> Objective
Leave the pictures out and print every record below exactly as it stands.
--- begin ---
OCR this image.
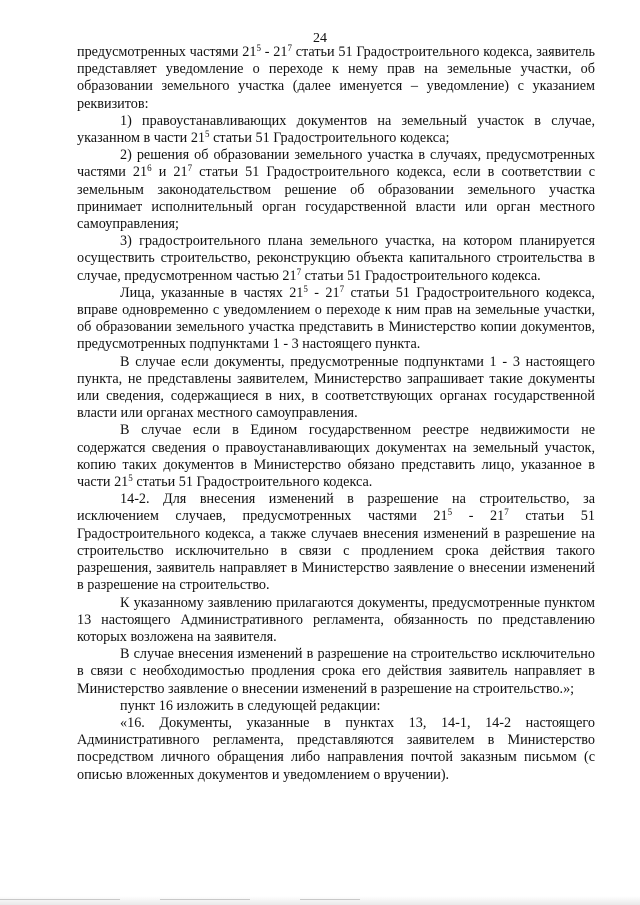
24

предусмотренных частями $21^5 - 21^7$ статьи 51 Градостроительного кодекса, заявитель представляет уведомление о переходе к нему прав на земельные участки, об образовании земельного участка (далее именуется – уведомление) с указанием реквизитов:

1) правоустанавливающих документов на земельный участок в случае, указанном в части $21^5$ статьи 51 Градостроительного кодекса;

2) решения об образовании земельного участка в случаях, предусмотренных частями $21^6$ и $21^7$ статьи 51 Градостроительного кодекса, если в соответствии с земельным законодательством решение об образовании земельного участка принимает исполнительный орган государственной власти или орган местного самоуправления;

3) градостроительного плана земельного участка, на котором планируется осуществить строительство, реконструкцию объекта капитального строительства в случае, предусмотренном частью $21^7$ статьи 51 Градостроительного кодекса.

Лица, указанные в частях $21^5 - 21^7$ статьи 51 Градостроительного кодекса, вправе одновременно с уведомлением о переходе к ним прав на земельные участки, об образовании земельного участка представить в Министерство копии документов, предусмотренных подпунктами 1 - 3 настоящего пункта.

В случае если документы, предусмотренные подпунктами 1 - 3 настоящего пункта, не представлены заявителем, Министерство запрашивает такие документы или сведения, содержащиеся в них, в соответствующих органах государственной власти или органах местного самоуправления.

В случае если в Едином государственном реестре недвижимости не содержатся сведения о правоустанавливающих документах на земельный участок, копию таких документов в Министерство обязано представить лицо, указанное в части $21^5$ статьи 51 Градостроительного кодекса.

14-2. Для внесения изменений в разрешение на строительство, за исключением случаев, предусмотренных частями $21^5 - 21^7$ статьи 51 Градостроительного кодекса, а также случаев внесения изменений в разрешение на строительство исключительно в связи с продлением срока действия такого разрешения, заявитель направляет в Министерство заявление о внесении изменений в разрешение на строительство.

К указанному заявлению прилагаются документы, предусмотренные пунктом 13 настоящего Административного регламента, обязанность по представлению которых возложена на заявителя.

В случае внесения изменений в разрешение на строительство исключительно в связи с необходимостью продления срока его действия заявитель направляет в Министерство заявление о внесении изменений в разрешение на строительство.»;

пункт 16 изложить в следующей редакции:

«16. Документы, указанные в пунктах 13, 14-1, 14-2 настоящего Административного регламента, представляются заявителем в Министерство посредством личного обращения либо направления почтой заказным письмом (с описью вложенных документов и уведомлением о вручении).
--- end ---
> Complete response
OCR this image.
24

предусмотренных частями $21^5 - 21^7$ статьи 51 Градостроительного кодекса, заявитель представляет уведомление о переходе к нему прав на земельные участки, об образовании земельного участка (далее именуется – уведомление) с указанием реквизитов:

1) правоустанавливающих документов на земельный участок в случае, указанном в части $21^5$ статьи 51 Градостроительного кодекса;

2) решения об образовании земельного участка в случаях, предусмотренных частями $21^6$ и $21^7$ статьи 51 Градостроительного кодекса, если в соответствии с земельным законодательством решение об образовании земельного участка принимает исполнительный орган государственной власти или орган местного самоуправления;

3) градостроительного плана земельного участка, на котором планируется осуществить строительство, реконструкцию объекта капитального строительства в случае, предусмотренном частью $21^7$ статьи 51 Градостроительного кодекса.

Лица, указанные в частях $21^5 - 21^7$ статьи 51 Градостроительного кодекса, вправе одновременно с уведомлением о переходе к ним прав на земельные участки, об образовании земельного участка представить в Министерство копии документов, предусмотренных подпунктами 1 - 3 настоящего пункта.

В случае если документы, предусмотренные подпунктами 1 - 3 настоящего пункта, не представлены заявителем, Министерство запрашивает такие документы или сведения, содержащиеся в них, в соответствующих органах государственной власти или органах местного самоуправления.

В случае если в Едином государственном реестре недвижимости не содержатся сведения о правоустанавливающих документах на земельный участок, копию таких документов в Министерство обязано представить лицо, указанное в части $21^5$ статьи 51 Градостроительного кодекса.

14-2. Для внесения изменений в разрешение на строительство, за исключением случаев, предусмотренных частями $21^5 - 21^7$ статьи 51 Градостроительного кодекса, а также случаев внесения изменений в разрешение на строительство исключительно в связи с продлением срока действия такого разрешения, заявитель направляет в Министерство заявление о внесении изменений в разрешение на строительство.

К указанному заявлению прилагаются документы, предусмотренные пунктом 13 настоящего Административного регламента, обязанность по представлению которых возложена на заявителя.

В случае внесения изменений в разрешение на строительство исключительно в связи с необходимостью продления срока его действия заявитель направляет в Министерство заявление о внесении изменений в разрешение на строительство.»;

пункт 16 изложить в следующей редакции:

«16. Документы, указанные в пунктах 13, 14-1, 14-2 настоящего Административного регламента, представляются заявителем в Министерство посредством личного обращения либо направления почтой заказным письмом (с описью вложенных документов и уведомлением о вручении).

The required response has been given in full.